# WHAT YOU SHOULD DO
Check each line of the material below for "gather", then copy the ones that contain it.

>> BEGIN DATASET CONTENT

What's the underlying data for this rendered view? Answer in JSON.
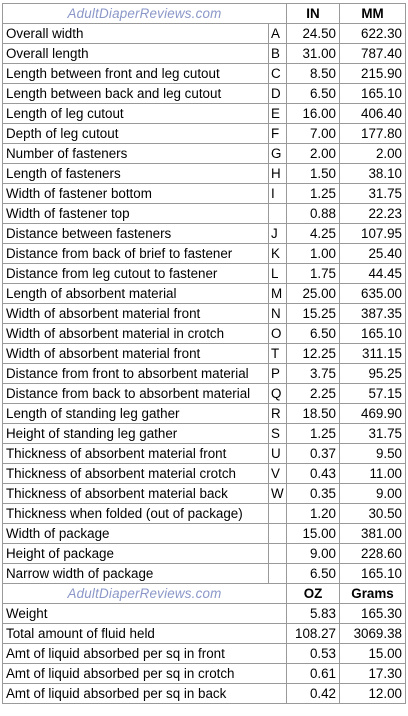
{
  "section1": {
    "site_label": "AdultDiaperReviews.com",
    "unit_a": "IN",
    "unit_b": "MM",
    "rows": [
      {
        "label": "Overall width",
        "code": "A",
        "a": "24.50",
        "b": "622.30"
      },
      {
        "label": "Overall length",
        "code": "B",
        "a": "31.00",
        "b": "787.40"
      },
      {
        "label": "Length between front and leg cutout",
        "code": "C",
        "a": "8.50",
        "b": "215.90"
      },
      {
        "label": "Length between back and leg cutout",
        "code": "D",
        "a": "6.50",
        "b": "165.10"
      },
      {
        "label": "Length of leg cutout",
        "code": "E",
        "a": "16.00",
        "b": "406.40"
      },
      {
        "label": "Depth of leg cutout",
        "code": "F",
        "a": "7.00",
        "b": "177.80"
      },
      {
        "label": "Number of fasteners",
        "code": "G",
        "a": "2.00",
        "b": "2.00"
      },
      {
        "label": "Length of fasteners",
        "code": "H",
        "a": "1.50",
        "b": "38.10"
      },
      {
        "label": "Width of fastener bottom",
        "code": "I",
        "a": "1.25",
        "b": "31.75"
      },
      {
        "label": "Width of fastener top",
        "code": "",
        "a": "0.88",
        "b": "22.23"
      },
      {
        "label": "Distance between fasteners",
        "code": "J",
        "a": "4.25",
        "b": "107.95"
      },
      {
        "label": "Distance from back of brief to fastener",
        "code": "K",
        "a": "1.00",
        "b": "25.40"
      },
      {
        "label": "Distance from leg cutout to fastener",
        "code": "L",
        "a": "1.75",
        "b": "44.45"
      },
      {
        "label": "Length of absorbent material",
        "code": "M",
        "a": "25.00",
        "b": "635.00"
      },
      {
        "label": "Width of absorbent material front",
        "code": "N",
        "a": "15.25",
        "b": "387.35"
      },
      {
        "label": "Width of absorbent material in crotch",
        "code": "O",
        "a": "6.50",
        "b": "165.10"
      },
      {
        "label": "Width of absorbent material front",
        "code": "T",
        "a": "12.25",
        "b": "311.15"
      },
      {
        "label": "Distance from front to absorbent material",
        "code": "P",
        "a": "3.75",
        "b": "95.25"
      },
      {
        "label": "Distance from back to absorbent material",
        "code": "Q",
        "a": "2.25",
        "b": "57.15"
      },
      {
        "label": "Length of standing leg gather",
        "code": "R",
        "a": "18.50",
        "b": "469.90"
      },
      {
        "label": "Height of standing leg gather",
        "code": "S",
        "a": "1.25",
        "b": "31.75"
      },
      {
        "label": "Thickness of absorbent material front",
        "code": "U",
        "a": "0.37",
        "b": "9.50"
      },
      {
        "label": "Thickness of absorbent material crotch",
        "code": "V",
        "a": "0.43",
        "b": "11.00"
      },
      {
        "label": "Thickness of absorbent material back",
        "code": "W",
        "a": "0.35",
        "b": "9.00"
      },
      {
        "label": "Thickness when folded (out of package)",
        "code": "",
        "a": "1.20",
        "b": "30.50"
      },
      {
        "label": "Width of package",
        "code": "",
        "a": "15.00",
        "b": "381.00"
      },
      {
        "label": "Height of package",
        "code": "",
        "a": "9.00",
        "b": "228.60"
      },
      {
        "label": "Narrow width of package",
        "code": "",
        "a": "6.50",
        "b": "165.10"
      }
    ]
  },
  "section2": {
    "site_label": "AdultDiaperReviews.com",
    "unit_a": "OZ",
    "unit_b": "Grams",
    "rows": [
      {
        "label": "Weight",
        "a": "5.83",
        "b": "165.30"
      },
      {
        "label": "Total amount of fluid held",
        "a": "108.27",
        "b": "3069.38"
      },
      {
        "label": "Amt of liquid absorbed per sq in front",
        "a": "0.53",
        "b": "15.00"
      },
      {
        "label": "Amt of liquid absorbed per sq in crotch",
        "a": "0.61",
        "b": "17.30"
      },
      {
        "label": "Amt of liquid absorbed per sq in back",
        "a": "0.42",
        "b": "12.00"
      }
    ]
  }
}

>> END DATASET CONTENT
>> BEGIN DATASET CONTENT

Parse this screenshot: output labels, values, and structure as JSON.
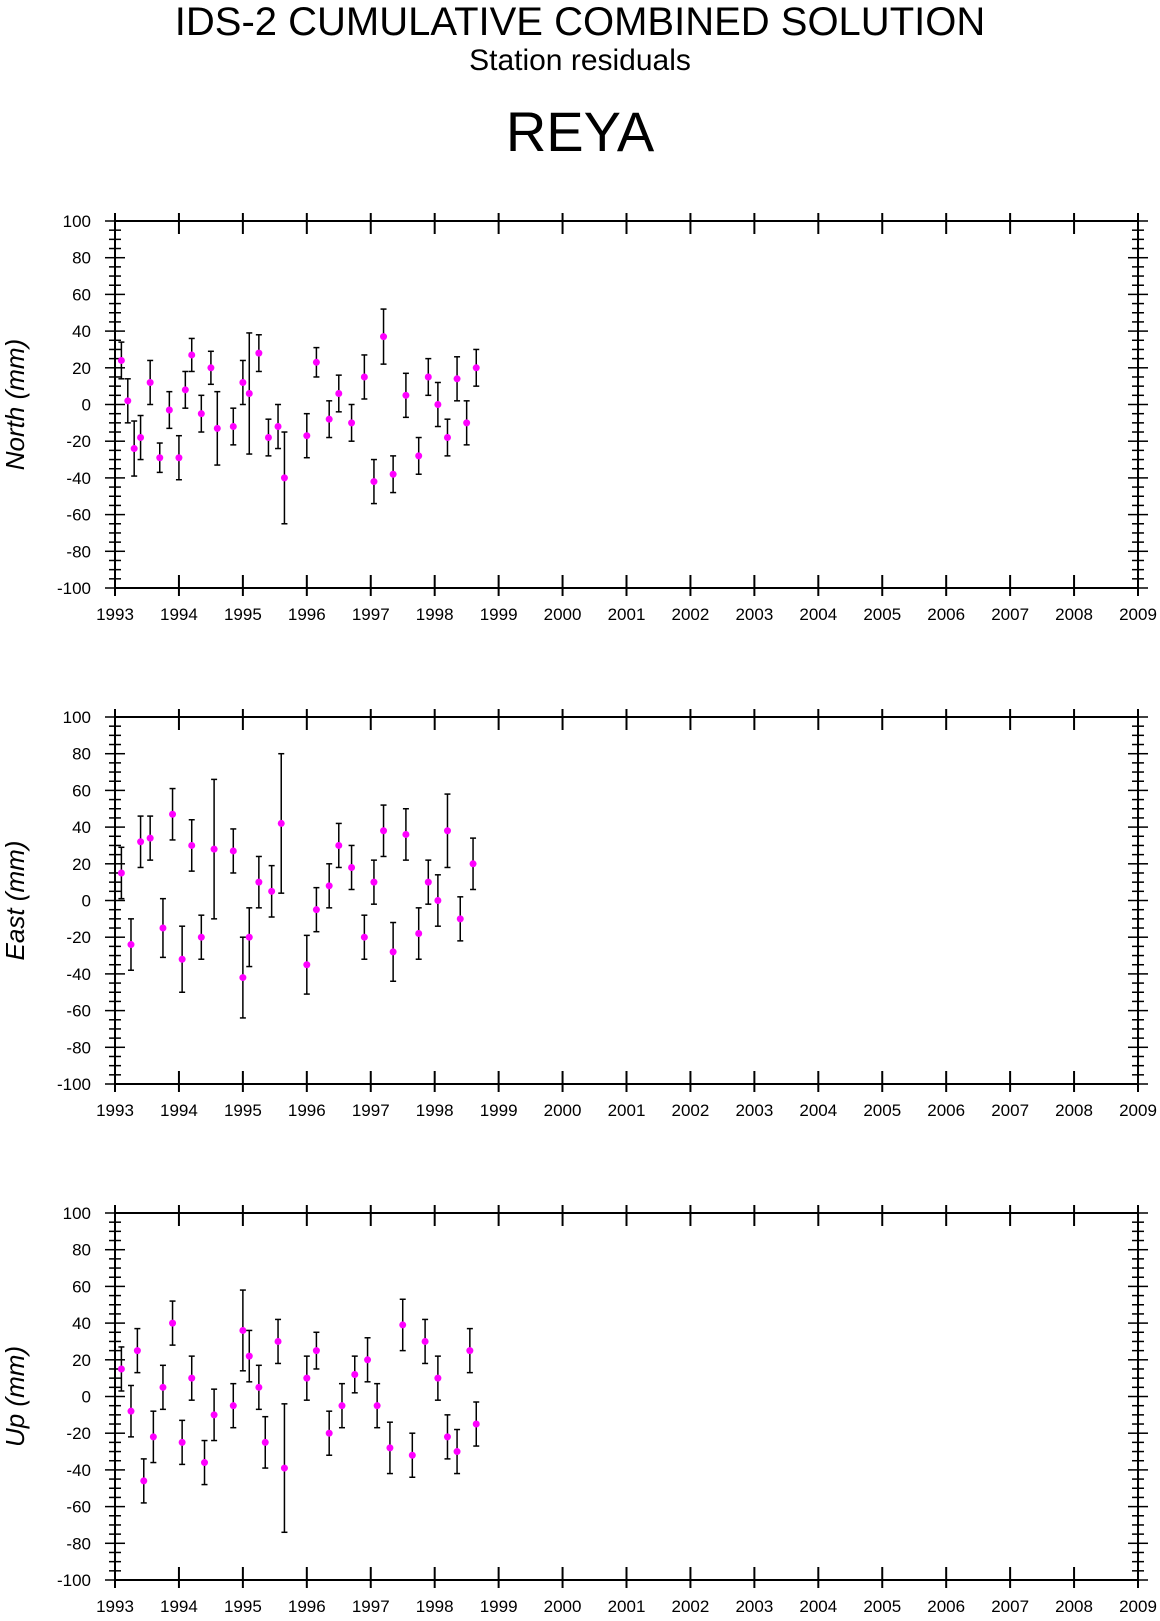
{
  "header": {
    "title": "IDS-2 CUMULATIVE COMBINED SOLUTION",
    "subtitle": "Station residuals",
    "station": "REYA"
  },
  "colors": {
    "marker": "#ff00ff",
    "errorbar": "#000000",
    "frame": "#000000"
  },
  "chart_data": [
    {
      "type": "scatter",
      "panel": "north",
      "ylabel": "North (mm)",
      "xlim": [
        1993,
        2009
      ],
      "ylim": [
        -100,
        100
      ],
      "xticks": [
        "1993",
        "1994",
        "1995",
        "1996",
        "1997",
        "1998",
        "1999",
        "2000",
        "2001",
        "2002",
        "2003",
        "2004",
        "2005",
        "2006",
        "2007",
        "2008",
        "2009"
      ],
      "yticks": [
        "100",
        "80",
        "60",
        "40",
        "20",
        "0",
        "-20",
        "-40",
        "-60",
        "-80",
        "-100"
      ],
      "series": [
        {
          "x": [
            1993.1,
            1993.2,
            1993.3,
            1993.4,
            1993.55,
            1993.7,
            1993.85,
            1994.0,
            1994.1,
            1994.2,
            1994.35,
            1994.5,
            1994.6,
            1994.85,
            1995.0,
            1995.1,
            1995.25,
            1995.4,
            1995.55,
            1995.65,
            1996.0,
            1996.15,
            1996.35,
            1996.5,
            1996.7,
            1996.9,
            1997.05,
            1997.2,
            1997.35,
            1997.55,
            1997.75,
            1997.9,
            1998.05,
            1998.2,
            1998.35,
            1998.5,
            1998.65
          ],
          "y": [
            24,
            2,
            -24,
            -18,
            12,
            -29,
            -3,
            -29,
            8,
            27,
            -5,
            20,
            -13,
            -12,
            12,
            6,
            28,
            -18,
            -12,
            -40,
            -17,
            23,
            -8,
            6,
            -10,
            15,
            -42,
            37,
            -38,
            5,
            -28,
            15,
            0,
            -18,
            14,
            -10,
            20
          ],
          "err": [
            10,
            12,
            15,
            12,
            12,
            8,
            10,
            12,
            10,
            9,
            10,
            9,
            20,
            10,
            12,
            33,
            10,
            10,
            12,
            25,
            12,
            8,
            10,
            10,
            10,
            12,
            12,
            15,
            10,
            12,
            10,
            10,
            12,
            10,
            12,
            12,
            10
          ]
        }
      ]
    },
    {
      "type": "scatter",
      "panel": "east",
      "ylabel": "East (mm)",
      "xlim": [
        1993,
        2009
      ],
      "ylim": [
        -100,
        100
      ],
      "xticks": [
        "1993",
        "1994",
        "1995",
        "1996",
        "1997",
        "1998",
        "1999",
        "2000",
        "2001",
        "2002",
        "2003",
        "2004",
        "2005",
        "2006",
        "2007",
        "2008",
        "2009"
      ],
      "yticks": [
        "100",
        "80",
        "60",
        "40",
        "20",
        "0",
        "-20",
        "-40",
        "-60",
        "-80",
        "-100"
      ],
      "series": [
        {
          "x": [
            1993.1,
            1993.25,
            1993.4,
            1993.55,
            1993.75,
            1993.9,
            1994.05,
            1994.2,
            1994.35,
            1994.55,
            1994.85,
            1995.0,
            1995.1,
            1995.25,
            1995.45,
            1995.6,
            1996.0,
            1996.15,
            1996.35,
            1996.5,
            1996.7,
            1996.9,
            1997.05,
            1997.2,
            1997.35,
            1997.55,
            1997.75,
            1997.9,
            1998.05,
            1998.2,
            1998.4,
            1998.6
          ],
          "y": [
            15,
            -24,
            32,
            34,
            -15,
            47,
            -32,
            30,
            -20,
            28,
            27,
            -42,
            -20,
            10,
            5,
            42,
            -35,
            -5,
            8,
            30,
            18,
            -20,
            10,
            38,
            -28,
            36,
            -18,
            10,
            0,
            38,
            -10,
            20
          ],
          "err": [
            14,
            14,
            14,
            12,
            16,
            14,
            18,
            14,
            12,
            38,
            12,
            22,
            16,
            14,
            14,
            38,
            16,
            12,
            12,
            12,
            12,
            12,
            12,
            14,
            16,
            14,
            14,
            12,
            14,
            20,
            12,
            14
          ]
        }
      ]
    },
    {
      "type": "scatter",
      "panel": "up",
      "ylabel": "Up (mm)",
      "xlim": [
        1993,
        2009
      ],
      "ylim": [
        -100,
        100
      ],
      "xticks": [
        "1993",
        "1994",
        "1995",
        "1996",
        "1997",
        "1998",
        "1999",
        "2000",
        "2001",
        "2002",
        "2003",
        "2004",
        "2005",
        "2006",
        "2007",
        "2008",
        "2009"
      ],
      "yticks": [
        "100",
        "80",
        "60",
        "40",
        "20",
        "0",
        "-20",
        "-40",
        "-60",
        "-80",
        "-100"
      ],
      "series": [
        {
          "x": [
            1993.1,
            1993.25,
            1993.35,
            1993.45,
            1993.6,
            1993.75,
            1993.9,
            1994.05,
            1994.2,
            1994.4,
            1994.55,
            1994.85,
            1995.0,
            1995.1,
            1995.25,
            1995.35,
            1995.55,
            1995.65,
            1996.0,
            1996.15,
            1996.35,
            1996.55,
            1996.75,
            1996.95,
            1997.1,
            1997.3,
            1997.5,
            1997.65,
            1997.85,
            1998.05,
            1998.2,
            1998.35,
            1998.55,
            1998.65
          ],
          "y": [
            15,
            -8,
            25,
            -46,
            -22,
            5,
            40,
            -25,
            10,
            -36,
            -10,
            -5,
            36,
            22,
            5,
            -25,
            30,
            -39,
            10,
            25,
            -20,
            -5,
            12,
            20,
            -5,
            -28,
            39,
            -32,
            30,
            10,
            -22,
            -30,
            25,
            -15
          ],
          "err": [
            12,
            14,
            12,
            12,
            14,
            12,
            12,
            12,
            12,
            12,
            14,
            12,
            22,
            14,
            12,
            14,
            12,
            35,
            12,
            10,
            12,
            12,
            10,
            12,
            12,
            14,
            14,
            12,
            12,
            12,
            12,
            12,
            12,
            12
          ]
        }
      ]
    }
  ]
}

>> END DATASET CONTENT

# REPLY
        "label": "Length of standing leg gather",
        "label": "Height of standing leg gather",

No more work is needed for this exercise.